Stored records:
########
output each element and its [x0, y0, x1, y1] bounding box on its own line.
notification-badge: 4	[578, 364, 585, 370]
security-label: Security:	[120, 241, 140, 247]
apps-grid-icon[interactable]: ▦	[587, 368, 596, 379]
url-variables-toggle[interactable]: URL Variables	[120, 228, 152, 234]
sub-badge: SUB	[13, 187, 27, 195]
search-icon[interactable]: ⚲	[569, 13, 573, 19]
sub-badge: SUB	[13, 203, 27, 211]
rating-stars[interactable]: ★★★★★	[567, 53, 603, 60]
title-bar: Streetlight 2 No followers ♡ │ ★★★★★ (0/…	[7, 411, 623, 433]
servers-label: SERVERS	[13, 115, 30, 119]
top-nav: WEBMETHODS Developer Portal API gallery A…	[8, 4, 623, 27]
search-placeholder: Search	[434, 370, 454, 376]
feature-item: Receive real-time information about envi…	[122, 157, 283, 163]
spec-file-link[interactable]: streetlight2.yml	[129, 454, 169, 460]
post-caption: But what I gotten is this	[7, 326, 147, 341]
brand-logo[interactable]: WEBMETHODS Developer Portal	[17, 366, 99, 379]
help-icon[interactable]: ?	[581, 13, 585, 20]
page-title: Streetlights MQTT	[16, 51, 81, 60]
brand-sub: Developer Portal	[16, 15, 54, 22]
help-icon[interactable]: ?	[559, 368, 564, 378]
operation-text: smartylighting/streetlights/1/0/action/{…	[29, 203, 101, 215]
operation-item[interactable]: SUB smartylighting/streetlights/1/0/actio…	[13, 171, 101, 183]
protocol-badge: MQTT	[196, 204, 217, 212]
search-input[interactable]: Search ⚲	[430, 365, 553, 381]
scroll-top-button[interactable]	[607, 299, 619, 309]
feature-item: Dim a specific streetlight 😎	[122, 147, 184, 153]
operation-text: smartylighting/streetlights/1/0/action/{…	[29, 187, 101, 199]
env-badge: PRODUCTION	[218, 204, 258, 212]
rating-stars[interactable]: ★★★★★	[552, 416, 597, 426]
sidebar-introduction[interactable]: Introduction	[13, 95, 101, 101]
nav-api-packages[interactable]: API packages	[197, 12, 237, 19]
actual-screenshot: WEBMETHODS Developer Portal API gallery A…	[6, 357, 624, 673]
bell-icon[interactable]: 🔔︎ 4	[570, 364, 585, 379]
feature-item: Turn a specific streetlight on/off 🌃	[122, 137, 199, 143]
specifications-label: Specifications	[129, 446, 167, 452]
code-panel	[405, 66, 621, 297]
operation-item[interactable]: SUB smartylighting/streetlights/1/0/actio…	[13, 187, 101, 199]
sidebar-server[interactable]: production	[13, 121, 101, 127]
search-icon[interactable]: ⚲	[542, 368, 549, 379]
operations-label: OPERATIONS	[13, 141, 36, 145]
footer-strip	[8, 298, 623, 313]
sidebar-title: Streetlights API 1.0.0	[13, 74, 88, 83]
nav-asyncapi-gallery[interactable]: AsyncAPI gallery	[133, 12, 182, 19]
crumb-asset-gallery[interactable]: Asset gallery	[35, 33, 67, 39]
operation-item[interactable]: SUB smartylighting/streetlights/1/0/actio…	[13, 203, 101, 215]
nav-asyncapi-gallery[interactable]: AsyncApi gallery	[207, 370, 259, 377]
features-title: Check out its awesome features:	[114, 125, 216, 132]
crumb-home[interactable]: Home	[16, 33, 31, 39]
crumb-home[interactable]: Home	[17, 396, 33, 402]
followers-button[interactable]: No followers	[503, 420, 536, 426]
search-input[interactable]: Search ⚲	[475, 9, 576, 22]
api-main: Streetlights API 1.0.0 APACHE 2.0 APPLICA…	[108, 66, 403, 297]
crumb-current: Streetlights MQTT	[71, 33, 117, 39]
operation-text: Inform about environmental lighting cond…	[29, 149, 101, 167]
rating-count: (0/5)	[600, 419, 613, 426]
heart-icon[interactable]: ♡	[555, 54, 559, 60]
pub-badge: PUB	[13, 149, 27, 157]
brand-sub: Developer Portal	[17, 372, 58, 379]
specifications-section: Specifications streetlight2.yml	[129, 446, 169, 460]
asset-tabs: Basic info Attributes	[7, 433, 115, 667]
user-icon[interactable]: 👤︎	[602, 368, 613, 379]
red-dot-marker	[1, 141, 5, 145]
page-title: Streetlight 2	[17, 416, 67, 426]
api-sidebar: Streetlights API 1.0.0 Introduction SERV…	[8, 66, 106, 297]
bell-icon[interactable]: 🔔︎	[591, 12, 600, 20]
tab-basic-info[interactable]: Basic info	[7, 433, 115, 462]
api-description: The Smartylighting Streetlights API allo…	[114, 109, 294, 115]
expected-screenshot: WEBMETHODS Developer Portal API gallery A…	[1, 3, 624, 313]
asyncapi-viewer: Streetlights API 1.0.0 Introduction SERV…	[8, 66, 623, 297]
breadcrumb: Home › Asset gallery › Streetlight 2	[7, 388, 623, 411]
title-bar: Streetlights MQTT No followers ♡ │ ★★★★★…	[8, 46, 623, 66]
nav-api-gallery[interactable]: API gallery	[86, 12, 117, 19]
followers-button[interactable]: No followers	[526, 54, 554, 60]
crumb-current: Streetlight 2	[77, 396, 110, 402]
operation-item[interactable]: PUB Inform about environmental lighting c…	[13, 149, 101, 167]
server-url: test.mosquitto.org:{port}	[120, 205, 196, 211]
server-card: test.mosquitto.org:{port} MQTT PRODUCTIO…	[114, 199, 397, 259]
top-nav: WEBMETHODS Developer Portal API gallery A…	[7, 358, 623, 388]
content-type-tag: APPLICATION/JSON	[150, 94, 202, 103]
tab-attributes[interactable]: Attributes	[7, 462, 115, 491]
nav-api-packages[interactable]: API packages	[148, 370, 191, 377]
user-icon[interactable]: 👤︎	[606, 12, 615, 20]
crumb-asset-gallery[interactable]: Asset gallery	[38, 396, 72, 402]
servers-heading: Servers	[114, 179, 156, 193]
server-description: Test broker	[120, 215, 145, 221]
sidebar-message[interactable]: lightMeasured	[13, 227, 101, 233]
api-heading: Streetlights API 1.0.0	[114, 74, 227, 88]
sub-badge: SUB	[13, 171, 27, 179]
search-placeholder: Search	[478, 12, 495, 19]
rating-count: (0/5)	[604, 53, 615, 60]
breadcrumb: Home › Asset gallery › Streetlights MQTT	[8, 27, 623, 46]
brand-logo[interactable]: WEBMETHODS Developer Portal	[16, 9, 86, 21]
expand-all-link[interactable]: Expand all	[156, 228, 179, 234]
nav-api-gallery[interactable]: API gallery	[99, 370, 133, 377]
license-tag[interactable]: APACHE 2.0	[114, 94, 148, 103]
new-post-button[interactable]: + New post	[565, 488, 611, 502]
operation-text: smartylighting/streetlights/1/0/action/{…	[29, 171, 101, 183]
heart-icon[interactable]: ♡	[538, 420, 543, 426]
########
* Written task *
Render every one of the lines above as a Markdown table with two columns, No. and Entry. Put the row number in No., put the line in Entry, and leave out any blank lines.

* Response *
| No. | Entry |
|---|---|
| 1 | output each element and its [x0, y0, x1, y1] bounding box on its own line. |
| 2 | notification-badge: 4	[578, 364, 585, 370] |
| 3 | security-label: Security:	[120, 241, 140, 247] |
| 4 | apps-grid-icon[interactable]: ▦	[587, 368, 596, 379] |
| 5 | url-variables-toggle[interactable]: URL Variables	[120, 228, 152, 234] |
| 6 | sub-badge: SUB	[13, 187, 27, 195] |
| 7 | search-icon[interactable]: ⚲	[569, 13, 573, 19] |
| 8 | sub-badge: SUB	[13, 203, 27, 211] |
| 9 | rating-stars[interactable]: ★★★★★	[567, 53, 603, 60] |
| 10 | title-bar: Streetlight 2 No followers ♡ │ ★★★★★ (0/…	[7, 411, 623, 433] |
| 11 | servers-label: SERVERS	[13, 115, 30, 119] |
| 12 | top-nav: WEBMETHODS Developer Portal API gallery A…	[8, 4, 623, 27] |
| 13 | search-placeholder: Search	[434, 370, 454, 376] |
| 14 | feature-item: Receive real-time information about envi…	[122, 157, 283, 163] |
| 15 | spec-file-link[interactable]: streetlight2.yml	[129, 454, 169, 460] |
| 16 | post-caption: But what I gotten is this	[7, 326, 147, 341] |
| 17 | brand-logo[interactable]: WEBMETHODS Developer Portal	[17, 366, 99, 379] |
| 18 | help-icon[interactable]: ?	[581, 13, 585, 20] |
| 19 | page-title: Streetlights MQTT	[16, 51, 81, 60] |
| 20 | brand-sub: Developer Portal	[16, 15, 54, 22] |
| 21 | help-icon[interactable]: ?	[559, 368, 564, 378] |
| 22 | operation-text: smartylighting/streetlights/1/0/action/{…	[29, 203, 101, 215] |
| 23 | operation-item[interactable]: SUB smartylighting/streetlights/1/0/actio…	[13, 171, 101, 183] |
| 24 | protocol-badge: MQTT	[196, 204, 217, 212] |
| 25 | search-input[interactable]: Search ⚲	[430, 365, 553, 381] |
| 26 | scroll-top-button[interactable]	[607, 299, 619, 309] |
| 27 | feature-item: Dim a specific streetlight 😎	[122, 147, 184, 153] |
| 28 | operation-text: smartylighting/streetlights/1/0/action/{…	[29, 187, 101, 199] |
| 29 | env-badge: PRODUCTION	[218, 204, 258, 212] |
| 30 | rating-stars[interactable]: ★★★★★	[552, 416, 597, 426] |
| 31 | sidebar-introduction[interactable]: Introduction	[13, 95, 101, 101] |
| 32 | nav-api-packages[interactable]: API packages	[197, 12, 237, 19] |
| 33 | actual-screenshot: WEBMETHODS Developer Portal API gallery A…	[6, 357, 624, 673] |
| 34 | bell-icon[interactable]: 🔔︎ 4	[570, 364, 585, 379] |
| 35 | feature-item: Turn a specific streetlight on/off 🌃	[122, 137, 199, 143] |
| 36 | specifications-label: Specifications	[129, 446, 167, 452] |
| 37 | code-panel	[405, 66, 621, 297] |
| 38 | operation-item[interactable]: SUB smartylighting/streetlights/1/0/actio…	[13, 187, 101, 199] |
| 39 | sidebar-server[interactable]: production	[13, 121, 101, 127] |
| 40 | search-icon[interactable]: ⚲	[542, 368, 549, 379] |
| 41 | operations-label: OPERATIONS	[13, 141, 36, 145] |
| 42 | footer-strip	[8, 298, 623, 313] |
| 43 | sidebar-title: Streetlights API 1.0.0	[13, 74, 88, 83] |
| 44 | nav-asyncapi-gallery[interactable]: AsyncAPI gallery	[133, 12, 182, 19] |
| 45 | crumb-asset-gallery[interactable]: Asset gallery	[35, 33, 67, 39] |
| 46 | operation-item[interactable]: SUB smartylighting/streetlights/1/0/actio…	[13, 203, 101, 215] |
| 47 | nav-asyncapi-gallery[interactable]: AsyncApi gallery	[207, 370, 259, 377] |
| 48 | features-title: Check out its awesome features:	[114, 125, 216, 132] |
| 49 | crumb-home[interactable]: Home	[16, 33, 31, 39] |
| 50 | crumb-home[interactable]: Home	[17, 396, 33, 402] |
| 51 | followers-button[interactable]: No followers	[503, 420, 536, 426] |
| 52 | search-input[interactable]: Search ⚲	[475, 9, 576, 22] |
| 53 | api-main: Streetlights API 1.0.0 APACHE 2.0 APPLICA…	[108, 66, 403, 297] |
| 54 | crumb-current: Streetlights MQTT	[71, 33, 117, 39] |
| 55 | operation-text: Inform about environmental lighting cond…	[29, 149, 101, 167] |
| 56 | rating-count: (0/5)	[600, 419, 613, 426] |
| 57 | heart-icon[interactable]: ♡	[555, 54, 559, 60] |
| 58 | pub-badge: PUB	[13, 149, 27, 157] |
| 59 | brand-sub: Developer Portal	[17, 372, 58, 379] |
| 60 | specifications-section: Specifications streetlight2.yml	[129, 446, 169, 460] |
| 61 | asset-tabs: Basic info Attributes	[7, 433, 115, 667] |
| 62 | user-icon[interactable]: 👤︎	[602, 368, 613, 379] |
| 63 | red-dot-marker	[1, 141, 5, 145] |
| 64 | page-title: Streetlight 2	[17, 416, 67, 426] |
| 65 | api-sidebar: Streetlights API 1.0.0 Introduction SERV…	[8, 66, 106, 297] |
| 66 | bell-icon[interactable]: 🔔︎	[591, 12, 600, 20] |
| 67 | tab-basic-info[interactable]: Basic info	[7, 433, 115, 462] |
| 68 | api-description: The Smartylighting Streetlights API allo…	[114, 109, 294, 115] |
| 69 | expected-screenshot: WEBMETHODS Developer Portal API gallery A…	[1, 3, 624, 313] |
| 70 | asyncapi-viewer: Streetlights API 1.0.0 Introduction SERV…	[8, 66, 623, 297] |
| 71 | breadcrumb: Home › Asset gallery › Streetlight 2	[7, 388, 623, 411] |
| 72 | title-bar: Streetlights MQTT No followers ♡ │ ★★★★★…	[8, 46, 623, 66] |
| 73 | nav-api-gallery[interactable]: API gallery	[86, 12, 117, 19] |
| 74 | followers-button[interactable]: No followers	[526, 54, 554, 60] |
| 75 | crumb-current: Streetlight 2	[77, 396, 110, 402] |
| 76 | operation-item[interactable]: PUB Inform about environmental lighting c…	[13, 149, 101, 167] |
| 77 | server-url: test.mosquitto.org:{port}	[120, 205, 196, 211] |
| 78 | server-card: test.mosquitto.org:{port} MQTT PRODUCTIO…	[114, 199, 397, 259] |
| 79 | top-nav: WEBMETHODS Developer Portal API gallery A…	[7, 358, 623, 388] |
| 80 | content-type-tag: APPLICATION/JSON	[150, 94, 202, 103] |
| 81 | tab-attributes[interactable]: Attributes	[7, 462, 115, 491] |
| 82 | nav-api-packages[interactable]: API packages	[148, 370, 191, 377] |
| 83 | user-icon[interactable]: 👤︎	[606, 12, 615, 20] |
| 84 | crumb-asset-gallery[interactable]: Asset gallery	[38, 396, 72, 402] |
| 85 | servers-heading: Servers	[114, 179, 156, 193] |
| 86 | server-description: Test broker	[120, 215, 145, 221] |
| 87 | sidebar-message[interactable]: lightMeasured	[13, 227, 101, 233] |
| 88 | api-heading: Streetlights API 1.0.0	[114, 74, 227, 88] |
| 89 | sub-badge: SUB	[13, 171, 27, 179] |
| 90 | search-placeholder: Search	[478, 12, 495, 19] |
| 91 | rating-count: (0/5)	[604, 53, 615, 60] |
| 92 | breadcrumb: Home › Asset gallery › Streetlights MQTT	[8, 27, 623, 46] |
| 93 | brand-logo[interactable]: WEBMETHODS Developer Portal	[16, 9, 86, 21] |
| 94 | expand-all-link[interactable]: Expand all	[156, 228, 179, 234] |
| 95 | nav-api-gallery[interactable]: API gallery	[99, 370, 133, 377] |
| 96 | license-tag[interactable]: APACHE 2.0	[114, 94, 148, 103] |
| 97 | new-post-button[interactable]: + New post	[565, 488, 611, 502] |
| 98 | operation-text: smartylighting/streetlights/1/0/action/{…	[29, 171, 101, 183] |
| 99 | heart-icon[interactable]: ♡	[538, 420, 543, 426] |